start

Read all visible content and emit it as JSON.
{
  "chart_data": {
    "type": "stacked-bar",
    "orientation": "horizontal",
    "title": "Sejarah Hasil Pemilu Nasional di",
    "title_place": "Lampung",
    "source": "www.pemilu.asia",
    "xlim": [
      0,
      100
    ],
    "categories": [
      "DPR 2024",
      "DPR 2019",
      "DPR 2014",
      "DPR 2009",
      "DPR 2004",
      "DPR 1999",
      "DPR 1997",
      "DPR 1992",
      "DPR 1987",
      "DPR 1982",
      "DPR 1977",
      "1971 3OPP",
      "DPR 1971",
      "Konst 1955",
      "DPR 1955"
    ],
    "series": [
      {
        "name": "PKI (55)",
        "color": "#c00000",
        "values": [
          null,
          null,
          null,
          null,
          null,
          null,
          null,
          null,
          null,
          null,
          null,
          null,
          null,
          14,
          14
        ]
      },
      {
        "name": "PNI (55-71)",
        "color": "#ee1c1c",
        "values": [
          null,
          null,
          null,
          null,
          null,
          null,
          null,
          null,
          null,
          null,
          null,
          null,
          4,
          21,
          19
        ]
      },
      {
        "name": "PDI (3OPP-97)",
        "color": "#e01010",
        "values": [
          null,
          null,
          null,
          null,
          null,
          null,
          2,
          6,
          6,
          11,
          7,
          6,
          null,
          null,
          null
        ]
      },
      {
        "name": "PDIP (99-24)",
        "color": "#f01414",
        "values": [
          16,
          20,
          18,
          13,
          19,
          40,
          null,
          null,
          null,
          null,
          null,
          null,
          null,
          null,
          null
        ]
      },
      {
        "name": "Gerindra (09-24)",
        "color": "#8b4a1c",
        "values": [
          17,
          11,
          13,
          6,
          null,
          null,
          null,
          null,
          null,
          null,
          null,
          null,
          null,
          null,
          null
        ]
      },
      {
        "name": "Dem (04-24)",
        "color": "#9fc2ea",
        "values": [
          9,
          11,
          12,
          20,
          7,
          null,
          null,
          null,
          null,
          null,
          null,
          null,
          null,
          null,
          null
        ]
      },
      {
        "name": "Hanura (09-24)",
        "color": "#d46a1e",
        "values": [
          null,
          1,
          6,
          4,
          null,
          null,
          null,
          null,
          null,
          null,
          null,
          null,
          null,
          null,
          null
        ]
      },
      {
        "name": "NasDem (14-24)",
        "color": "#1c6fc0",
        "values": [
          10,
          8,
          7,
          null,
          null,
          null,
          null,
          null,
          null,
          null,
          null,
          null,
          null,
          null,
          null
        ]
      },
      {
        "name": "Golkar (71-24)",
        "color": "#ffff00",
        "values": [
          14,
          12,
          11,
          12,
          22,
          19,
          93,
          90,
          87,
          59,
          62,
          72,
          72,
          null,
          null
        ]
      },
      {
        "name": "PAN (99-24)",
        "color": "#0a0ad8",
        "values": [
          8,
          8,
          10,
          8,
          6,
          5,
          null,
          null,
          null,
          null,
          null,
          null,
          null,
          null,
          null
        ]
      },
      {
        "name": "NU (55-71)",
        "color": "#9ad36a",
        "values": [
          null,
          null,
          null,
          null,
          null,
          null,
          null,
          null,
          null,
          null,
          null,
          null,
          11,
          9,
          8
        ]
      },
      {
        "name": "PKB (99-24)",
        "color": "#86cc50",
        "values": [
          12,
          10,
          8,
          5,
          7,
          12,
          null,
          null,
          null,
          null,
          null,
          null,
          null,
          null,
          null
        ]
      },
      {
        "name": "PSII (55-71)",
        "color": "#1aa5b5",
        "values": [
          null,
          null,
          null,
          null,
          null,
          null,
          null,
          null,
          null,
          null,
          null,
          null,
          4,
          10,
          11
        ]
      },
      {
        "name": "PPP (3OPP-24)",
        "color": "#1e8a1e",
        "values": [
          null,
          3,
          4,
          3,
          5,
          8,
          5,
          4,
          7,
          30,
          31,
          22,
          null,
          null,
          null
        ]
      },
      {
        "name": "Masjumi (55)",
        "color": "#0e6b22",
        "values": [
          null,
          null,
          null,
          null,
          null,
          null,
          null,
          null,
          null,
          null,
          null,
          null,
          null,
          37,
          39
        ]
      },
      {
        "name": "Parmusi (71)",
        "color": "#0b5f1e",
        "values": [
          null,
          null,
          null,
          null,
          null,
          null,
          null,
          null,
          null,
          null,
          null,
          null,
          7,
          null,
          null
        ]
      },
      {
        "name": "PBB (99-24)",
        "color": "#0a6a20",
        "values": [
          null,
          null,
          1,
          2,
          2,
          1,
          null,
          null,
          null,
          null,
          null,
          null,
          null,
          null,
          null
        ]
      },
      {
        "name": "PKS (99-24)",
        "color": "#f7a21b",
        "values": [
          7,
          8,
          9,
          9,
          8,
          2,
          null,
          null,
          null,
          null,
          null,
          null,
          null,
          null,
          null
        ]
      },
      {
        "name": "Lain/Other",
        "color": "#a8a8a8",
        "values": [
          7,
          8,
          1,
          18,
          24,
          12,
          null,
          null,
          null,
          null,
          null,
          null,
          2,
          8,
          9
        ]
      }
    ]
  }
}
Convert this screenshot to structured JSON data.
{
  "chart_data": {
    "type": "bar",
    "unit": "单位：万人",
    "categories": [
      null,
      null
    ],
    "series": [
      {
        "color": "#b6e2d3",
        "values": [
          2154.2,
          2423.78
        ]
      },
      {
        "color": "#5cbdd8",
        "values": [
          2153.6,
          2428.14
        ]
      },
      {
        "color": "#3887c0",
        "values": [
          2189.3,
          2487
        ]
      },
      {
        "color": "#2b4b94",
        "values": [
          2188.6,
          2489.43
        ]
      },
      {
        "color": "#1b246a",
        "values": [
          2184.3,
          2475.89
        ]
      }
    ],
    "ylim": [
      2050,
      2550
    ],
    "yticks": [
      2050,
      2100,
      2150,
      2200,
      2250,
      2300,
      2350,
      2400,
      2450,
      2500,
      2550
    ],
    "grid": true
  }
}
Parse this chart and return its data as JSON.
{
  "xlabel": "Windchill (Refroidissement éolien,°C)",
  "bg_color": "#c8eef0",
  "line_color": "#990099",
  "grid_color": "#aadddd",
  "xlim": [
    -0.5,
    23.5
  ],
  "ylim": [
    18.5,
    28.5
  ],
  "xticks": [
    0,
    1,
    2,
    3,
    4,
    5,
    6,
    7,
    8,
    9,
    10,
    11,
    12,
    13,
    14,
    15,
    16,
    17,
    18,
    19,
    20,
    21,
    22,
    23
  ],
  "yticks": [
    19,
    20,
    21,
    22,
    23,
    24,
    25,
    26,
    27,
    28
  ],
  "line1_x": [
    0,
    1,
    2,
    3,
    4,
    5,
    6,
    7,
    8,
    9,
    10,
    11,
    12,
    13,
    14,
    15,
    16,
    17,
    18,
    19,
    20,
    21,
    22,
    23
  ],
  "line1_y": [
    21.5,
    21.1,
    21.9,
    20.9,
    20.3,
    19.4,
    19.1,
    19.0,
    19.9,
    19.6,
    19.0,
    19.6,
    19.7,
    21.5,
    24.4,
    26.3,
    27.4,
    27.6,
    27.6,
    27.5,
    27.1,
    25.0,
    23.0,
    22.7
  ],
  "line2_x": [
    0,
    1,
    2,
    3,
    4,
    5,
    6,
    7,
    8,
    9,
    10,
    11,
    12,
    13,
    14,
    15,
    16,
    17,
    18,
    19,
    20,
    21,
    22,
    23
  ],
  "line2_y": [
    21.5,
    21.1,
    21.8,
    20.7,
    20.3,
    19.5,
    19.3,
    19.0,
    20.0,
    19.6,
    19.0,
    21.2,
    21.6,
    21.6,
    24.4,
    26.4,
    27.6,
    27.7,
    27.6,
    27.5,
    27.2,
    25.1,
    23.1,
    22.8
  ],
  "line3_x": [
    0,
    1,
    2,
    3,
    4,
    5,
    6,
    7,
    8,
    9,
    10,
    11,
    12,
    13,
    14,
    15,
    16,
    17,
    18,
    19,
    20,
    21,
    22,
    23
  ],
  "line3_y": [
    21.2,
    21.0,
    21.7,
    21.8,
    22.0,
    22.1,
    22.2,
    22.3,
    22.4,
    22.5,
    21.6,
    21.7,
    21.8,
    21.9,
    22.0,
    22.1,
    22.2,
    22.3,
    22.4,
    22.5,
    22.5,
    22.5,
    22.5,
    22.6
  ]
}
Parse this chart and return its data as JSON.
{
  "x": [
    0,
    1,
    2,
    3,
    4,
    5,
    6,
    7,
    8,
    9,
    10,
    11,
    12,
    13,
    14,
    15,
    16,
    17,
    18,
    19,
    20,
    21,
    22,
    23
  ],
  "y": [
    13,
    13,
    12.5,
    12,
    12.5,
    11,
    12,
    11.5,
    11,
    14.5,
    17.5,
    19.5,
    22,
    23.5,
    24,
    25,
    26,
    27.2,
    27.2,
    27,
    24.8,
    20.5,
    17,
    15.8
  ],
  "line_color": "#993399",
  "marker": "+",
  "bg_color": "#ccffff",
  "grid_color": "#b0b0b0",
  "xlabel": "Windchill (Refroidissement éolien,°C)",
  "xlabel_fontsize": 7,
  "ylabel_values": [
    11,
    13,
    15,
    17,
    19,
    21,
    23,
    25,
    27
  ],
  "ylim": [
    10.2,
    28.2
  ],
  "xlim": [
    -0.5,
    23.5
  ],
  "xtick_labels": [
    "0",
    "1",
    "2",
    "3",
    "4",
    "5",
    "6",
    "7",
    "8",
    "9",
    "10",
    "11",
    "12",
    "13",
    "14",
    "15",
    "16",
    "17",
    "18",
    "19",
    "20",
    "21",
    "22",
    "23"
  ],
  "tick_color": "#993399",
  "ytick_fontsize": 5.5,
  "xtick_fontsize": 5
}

end

_Work to be completed:_
Look through the listing and extract every line with "JSON" in it.

_Problem solution:_
Read all visible content and emit it as JSON.
Convert this screenshot to structured JSON data.
Parse this chart and return its data as JSON.
Parse this chart and return its data as JSON.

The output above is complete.